** Start Records for the exercise **
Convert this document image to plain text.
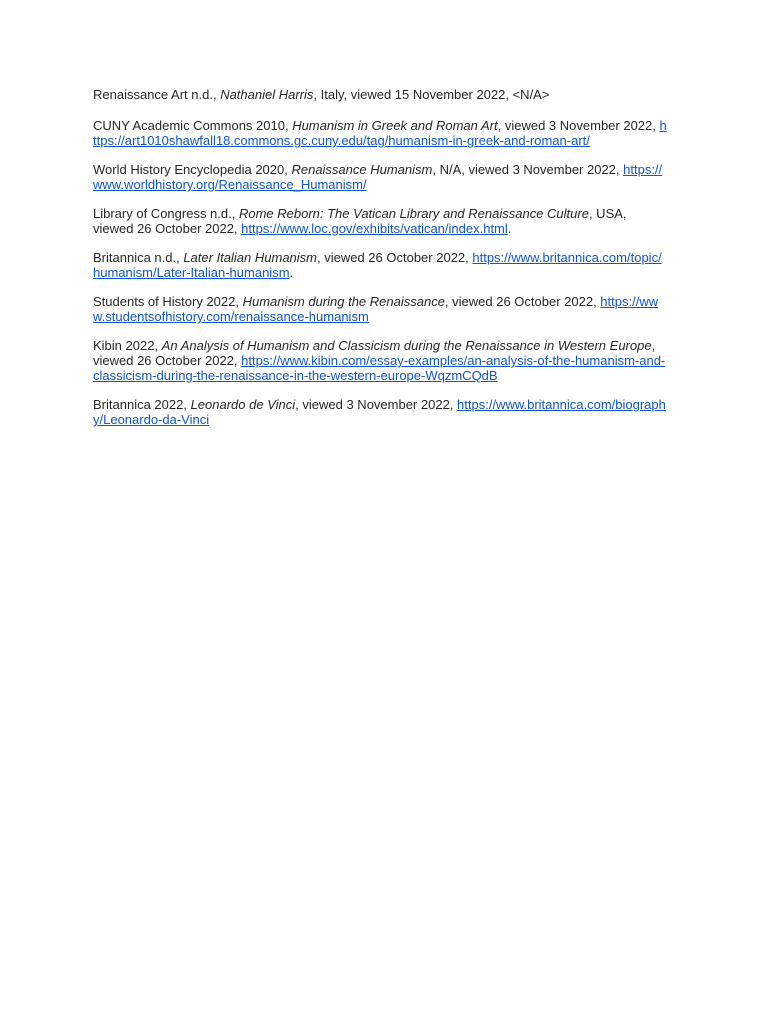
Renaissance Art n.d., Nathaniel Harris, Italy, viewed 15 November 2022, <N/A>

CUNY Academic Commons 2010, Humanism in Greek and Roman Art, viewed 3 November 2022, https://art1010shawfall18.commons.gc.cuny.edu/tag/humanism-in-greek-and-roman-art/

World History Encyclopedia 2020, Renaissance Humanism, N/A, viewed 3 November 2022, https://www.worldhistory.org/Renaissance_Humanism/

Library of Congress n.d., Rome Reborn: The Vatican Library and Renaissance Culture, USA, viewed 26 October 2022, https://www.loc.gov/exhibits/vatican/index.html.

Britannica n.d., Later Italian Humanism, viewed 26 October 2022, https://www.britannica.com/topic/humanism/Later-Italian-humanism.

Students of History 2022, Humanism during the Renaissance, viewed 26 October 2022, https://www.studentsofhistory.com/renaissance-humanism

Kibin 2022, An Analysis of Humanism and Classicism during the Renaissance in Western Europe, viewed 26 October 2022, https://www.kibin.com/essay-examples/an-analysis-of-the-humanism-and-classicism-during-the-renaissance-in-the-western-europe-WqzmCQdB

Britannica 2022, Leonardo de Vinci, viewed 3 November 2022, https://www.britannica.com/biography/Leonardo-da-Vinci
** End Records for the exercise **
→ Task description
Work out how many lines of the listing above include the word "during". Report only the number.

→ Result of this task
2